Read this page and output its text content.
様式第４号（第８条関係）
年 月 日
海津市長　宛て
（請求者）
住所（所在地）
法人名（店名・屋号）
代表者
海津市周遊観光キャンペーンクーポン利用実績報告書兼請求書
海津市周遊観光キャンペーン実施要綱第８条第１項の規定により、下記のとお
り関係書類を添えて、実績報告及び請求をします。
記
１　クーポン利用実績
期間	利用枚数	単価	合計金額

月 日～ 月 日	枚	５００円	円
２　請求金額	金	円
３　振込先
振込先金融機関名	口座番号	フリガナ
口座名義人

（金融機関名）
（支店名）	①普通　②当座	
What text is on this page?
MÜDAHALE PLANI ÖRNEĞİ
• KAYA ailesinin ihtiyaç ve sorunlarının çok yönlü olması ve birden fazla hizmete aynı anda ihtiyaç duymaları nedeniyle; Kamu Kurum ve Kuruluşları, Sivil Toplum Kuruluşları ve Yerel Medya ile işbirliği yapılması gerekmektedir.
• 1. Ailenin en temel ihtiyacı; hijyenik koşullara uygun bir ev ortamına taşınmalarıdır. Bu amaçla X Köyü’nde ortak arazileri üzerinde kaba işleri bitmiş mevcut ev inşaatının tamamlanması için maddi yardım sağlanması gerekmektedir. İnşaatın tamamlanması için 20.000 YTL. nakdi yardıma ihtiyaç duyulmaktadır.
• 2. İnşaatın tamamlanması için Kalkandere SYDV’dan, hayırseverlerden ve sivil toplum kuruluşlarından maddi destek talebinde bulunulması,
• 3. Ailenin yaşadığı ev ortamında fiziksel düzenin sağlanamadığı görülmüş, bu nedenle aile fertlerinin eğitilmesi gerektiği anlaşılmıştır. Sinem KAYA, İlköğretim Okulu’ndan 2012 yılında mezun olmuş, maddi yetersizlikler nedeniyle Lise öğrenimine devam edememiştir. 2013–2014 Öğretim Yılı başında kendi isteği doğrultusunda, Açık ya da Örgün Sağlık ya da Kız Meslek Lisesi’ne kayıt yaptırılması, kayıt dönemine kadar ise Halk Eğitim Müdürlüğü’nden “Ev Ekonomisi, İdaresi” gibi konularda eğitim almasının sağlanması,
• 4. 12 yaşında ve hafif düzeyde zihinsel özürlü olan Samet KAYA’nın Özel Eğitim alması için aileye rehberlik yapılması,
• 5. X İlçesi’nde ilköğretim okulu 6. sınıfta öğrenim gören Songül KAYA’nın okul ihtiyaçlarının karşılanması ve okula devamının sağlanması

◆ WORK TO COMPLETE:
Reproduce the listing above word for word.

◆ ANSWER:
Read this page and output its text content.
様式第４号（第８条関係）
年 月 日
海津市長　宛て
（請求者）
住所（所在地）
法人名（店名・屋号）
代表者
海津市周遊観光キャンペーンクーポン利用実績報告書兼請求書
海津市周遊観光キャンペーン実施要綱第８条第１項の規定により、下記のとお
り関係書類を添えて、実績報告及び請求をします。
記
１　クーポン利用実績
期間	利用枚数	単価	合計金額

月 日～ 月 日	枚	５００円	円
２　請求金額	金	円
３　振込先
振込先金融機関名	口座番号	フリガナ
口座名義人

（金融機関名）
（支店名）	①普通　②当座	
What text is on this page?
MÜDAHALE PLANI ÖRNEĞİ
• KAYA ailesinin ihtiyaç ve sorunlarının çok yönlü olması ve birden fazla hizmete aynı anda ihtiyaç duymaları nedeniyle; Kamu Kurum ve Kuruluşları, Sivil Toplum Kuruluşları ve Yerel Medya ile işbirliği yapılması gerekmektedir.
• 1. Ailenin en temel ihtiyacı; hijyenik koşullara uygun bir ev ortamına taşınmalarıdır. Bu amaçla X Köyü’nde ortak arazileri üzerinde kaba işleri bitmiş mevcut ev inşaatının tamamlanması için maddi yardım sağlanması gerekmektedir. İnşaatın tamamlanması için 20.000 YTL. nakdi yardıma ihtiyaç duyulmaktadır.
• 2. İnşaatın tamamlanması için Kalkandere SYDV’dan, hayırseverlerden ve sivil toplum kuruluşlarından maddi destek talebinde bulunulması,
• 3. Ailenin yaşadığı ev ortamında fiziksel düzenin sağlanamadığı görülmüş, bu nedenle aile fertlerinin eğitilmesi gerektiği anlaşılmıştır. Sinem KAYA, İlköğretim Okulu’ndan 2012 yılında mezun olmuş, maddi yetersizlikler nedeniyle Lise öğrenimine devam edememiştir. 2013–2014 Öğretim Yılı başında kendi isteği doğrultusunda, Açık ya da Örgün Sağlık ya da Kız Meslek Lisesi’ne kayıt yaptırılması, kayıt dönemine kadar ise Halk Eğitim Müdürlüğü’nden “Ev Ekonomisi, İdaresi” gibi konularda eğitim almasının sağlanması,
• 4. 12 yaşında ve hafif düzeyde zihinsel özürlü olan Samet KAYA’nın Özel Eğitim alması için aileye rehberlik yapılması,
• 5. X İlçesi’nde ilköğretim okulu 6. sınıfta öğrenim gören Songül KAYA’nın okul ihtiyaçlarının karşılanması ve okula devamının sağlanması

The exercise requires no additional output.